* **Task prompt**:
Go through the data below. List every line that holds the word "title".

Records from a dataset:
^^^^^^^^^^^^^^^^

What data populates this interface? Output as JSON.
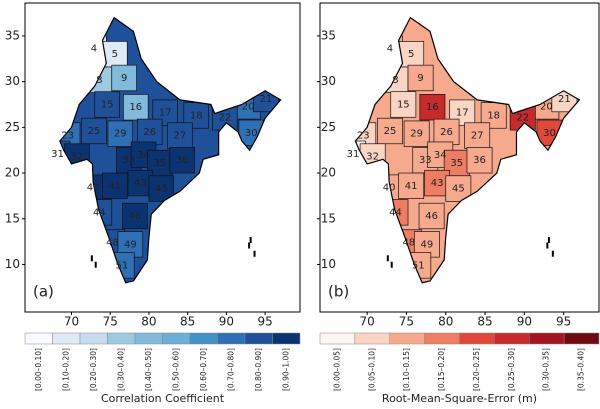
{
  "panels": [
    {
      "panel_label": "(a)",
      "xlim": [
        64,
        99.5
      ],
      "ylim": [
        4.8,
        38.6
      ],
      "xticks": [
        70,
        75,
        80,
        85,
        90,
        95
      ],
      "yticks": [
        10,
        15,
        20,
        25,
        30,
        35
      ],
      "colorbar": {
        "title": "Correlation Coefficient",
        "classes": [
          {
            "label": "[0.00–0.10]",
            "color": "#f7fbff"
          },
          {
            "label": "[0.10–0.20]",
            "color": "#deebf7"
          },
          {
            "label": "[0.20–0.30]",
            "color": "#c6dbef"
          },
          {
            "label": "[0.30–0.40]",
            "color": "#9ecae1"
          },
          {
            "label": "[0.40–0.50]",
            "color": "#82badb"
          },
          {
            "label": "[0.50–0.60]",
            "color": "#6baed6"
          },
          {
            "label": "[0.60–0.70]",
            "color": "#4292c6"
          },
          {
            "label": "[0.70–0.80]",
            "color": "#2f6fb5"
          },
          {
            "label": "[0.80–0.90]",
            "color": "#1f519b"
          },
          {
            "label": "[0.90–1.00]",
            "color": "#0b3372"
          }
        ]
      },
      "base_class": 8,
      "regions": [
        {
          "label": "4",
          "lon": 72.9,
          "lat": 33.6,
          "class": 1
        },
        {
          "label": "5",
          "lon": 75.6,
          "lat": 33.0,
          "class": 1
        },
        {
          "label": "8",
          "lon": 73.6,
          "lat": 30.2,
          "class": 3
        },
        {
          "label": "9",
          "lon": 76.8,
          "lat": 30.4,
          "class": 4
        },
        {
          "label": "15",
          "lon": 74.6,
          "lat": 27.5,
          "class": 8
        },
        {
          "label": "16",
          "lon": 78.3,
          "lat": 27.2,
          "class": 4
        },
        {
          "label": "17",
          "lon": 82.1,
          "lat": 26.6,
          "class": 8
        },
        {
          "label": "18",
          "lon": 86.1,
          "lat": 26.3,
          "class": 8
        },
        {
          "label": "20",
          "lon": 92.8,
          "lat": 27.3,
          "class": 7
        },
        {
          "label": "21",
          "lon": 95.1,
          "lat": 28.1,
          "class": 8
        },
        {
          "label": "22",
          "lon": 89.8,
          "lat": 26.1,
          "class": 8
        },
        {
          "label": "23",
          "lon": 69.5,
          "lat": 24.1,
          "class": 7
        },
        {
          "label": "25",
          "lon": 72.9,
          "lat": 24.6,
          "class": 8
        },
        {
          "label": "29",
          "lon": 76.3,
          "lat": 24.3,
          "class": 7
        },
        {
          "label": "26",
          "lon": 80.1,
          "lat": 24.5,
          "class": 8
        },
        {
          "label": "27",
          "lon": 84.0,
          "lat": 24.1,
          "class": 8
        },
        {
          "label": "30",
          "lon": 93.2,
          "lat": 24.4,
          "class": 7
        },
        {
          "label": "31",
          "lon": 68.2,
          "lat": 22.1,
          "class": 8
        },
        {
          "label": "32",
          "lon": 70.7,
          "lat": 21.8,
          "class": 9
        },
        {
          "label": "33",
          "lon": 77.4,
          "lat": 21.4,
          "class": 9
        },
        {
          "label": "34",
          "lon": 79.3,
          "lat": 22.0,
          "class": 9
        },
        {
          "label": "35",
          "lon": 81.4,
          "lat": 21.1,
          "class": 9
        },
        {
          "label": "36",
          "lon": 84.3,
          "lat": 21.4,
          "class": 9
        },
        {
          "label": "40",
          "lon": 72.8,
          "lat": 18.4,
          "class": 9
        },
        {
          "label": "41",
          "lon": 75.6,
          "lat": 18.6,
          "class": 9
        },
        {
          "label": "43",
          "lon": 78.9,
          "lat": 18.9,
          "class": 9
        },
        {
          "label": "45",
          "lon": 81.6,
          "lat": 18.3,
          "class": 9
        },
        {
          "label": "44",
          "lon": 73.6,
          "lat": 15.7,
          "class": 8
        },
        {
          "label": "46",
          "lon": 78.2,
          "lat": 15.3,
          "class": 9
        },
        {
          "label": "48",
          "lon": 75.3,
          "lat": 12.4,
          "class": 8
        },
        {
          "label": "49",
          "lon": 77.6,
          "lat": 12.2,
          "class": 7
        },
        {
          "label": "51",
          "lon": 76.5,
          "lat": 9.9,
          "class": 7
        }
      ]
    },
    {
      "panel_label": "(b)",
      "xlim": [
        64,
        99.5
      ],
      "ylim": [
        4.8,
        38.6
      ],
      "xticks": [
        70,
        75,
        80,
        85,
        90,
        95
      ],
      "yticks": [
        10,
        15,
        20,
        25,
        30,
        35
      ],
      "colorbar": {
        "title": "Root-Mean-Square-Error (m)",
        "classes": [
          {
            "label": "[0.00–0.05]",
            "color": "#fff5f0"
          },
          {
            "label": "[0.05–0.10]",
            "color": "#fbd5c4"
          },
          {
            "label": "[0.10–0.15]",
            "color": "#f6a98c"
          },
          {
            "label": "[0.15–0.20]",
            "color": "#ef7d64"
          },
          {
            "label": "[0.20–0.25]",
            "color": "#e0483a"
          },
          {
            "label": "[0.25–0.30]",
            "color": "#c62a2a"
          },
          {
            "label": "[0.30–0.35]",
            "color": "#a31522"
          },
          {
            "label": "[0.35–0.40]",
            "color": "#6f0a12"
          }
        ]
      },
      "base_class": 2,
      "regions": [
        {
          "label": "4",
          "lon": 72.9,
          "lat": 33.6,
          "class": 2
        },
        {
          "label": "5",
          "lon": 75.6,
          "lat": 33.0,
          "class": 1
        },
        {
          "label": "8",
          "lon": 73.6,
          "lat": 30.2,
          "class": 1
        },
        {
          "label": "9",
          "lon": 76.8,
          "lat": 30.4,
          "class": 2
        },
        {
          "label": "15",
          "lon": 74.6,
          "lat": 27.5,
          "class": 1
        },
        {
          "label": "16",
          "lon": 78.3,
          "lat": 27.2,
          "class": 5
        },
        {
          "label": "17",
          "lon": 82.1,
          "lat": 26.6,
          "class": 1
        },
        {
          "label": "18",
          "lon": 86.1,
          "lat": 26.3,
          "class": 2
        },
        {
          "label": "20",
          "lon": 92.8,
          "lat": 27.3,
          "class": 2
        },
        {
          "label": "21",
          "lon": 95.1,
          "lat": 28.1,
          "class": 1
        },
        {
          "label": "22",
          "lon": 89.8,
          "lat": 26.1,
          "class": 5
        },
        {
          "label": "23",
          "lon": 69.5,
          "lat": 24.1,
          "class": 1
        },
        {
          "label": "25",
          "lon": 72.9,
          "lat": 24.6,
          "class": 2
        },
        {
          "label": "29",
          "lon": 76.3,
          "lat": 24.3,
          "class": 2
        },
        {
          "label": "26",
          "lon": 80.1,
          "lat": 24.5,
          "class": 2
        },
        {
          "label": "27",
          "lon": 84.0,
          "lat": 24.1,
          "class": 2
        },
        {
          "label": "30",
          "lon": 93.2,
          "lat": 24.4,
          "class": 4
        },
        {
          "label": "31",
          "lon": 68.2,
          "lat": 22.1,
          "class": 0
        },
        {
          "label": "32",
          "lon": 70.7,
          "lat": 21.8,
          "class": 1
        },
        {
          "label": "33",
          "lon": 77.4,
          "lat": 21.4,
          "class": 2
        },
        {
          "label": "34",
          "lon": 79.3,
          "lat": 22.0,
          "class": 2
        },
        {
          "label": "35",
          "lon": 81.4,
          "lat": 21.1,
          "class": 3
        },
        {
          "label": "36",
          "lon": 84.3,
          "lat": 21.4,
          "class": 2
        },
        {
          "label": "40",
          "lon": 72.8,
          "lat": 18.4,
          "class": 2
        },
        {
          "label": "41",
          "lon": 75.6,
          "lat": 18.6,
          "class": 2
        },
        {
          "label": "43",
          "lon": 78.9,
          "lat": 18.9,
          "class": 3
        },
        {
          "label": "45",
          "lon": 81.6,
          "lat": 18.3,
          "class": 2
        },
        {
          "label": "44",
          "lon": 73.6,
          "lat": 15.7,
          "class": 3
        },
        {
          "label": "46",
          "lon": 78.2,
          "lat": 15.3,
          "class": 2
        },
        {
          "label": "48",
          "lon": 75.3,
          "lat": 12.4,
          "class": 3
        },
        {
          "label": "49",
          "lon": 77.6,
          "lat": 12.2,
          "class": 2
        },
        {
          "label": "51",
          "lon": 76.5,
          "lat": 9.9,
          "class": 2
        }
      ]
    }
  ]
}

^^^^^^^^^^^^^^^^

* **Exercise solution**:
        "title": "Correlation Coefficient",
        "title": "Root-Mean-Square-Error (m)",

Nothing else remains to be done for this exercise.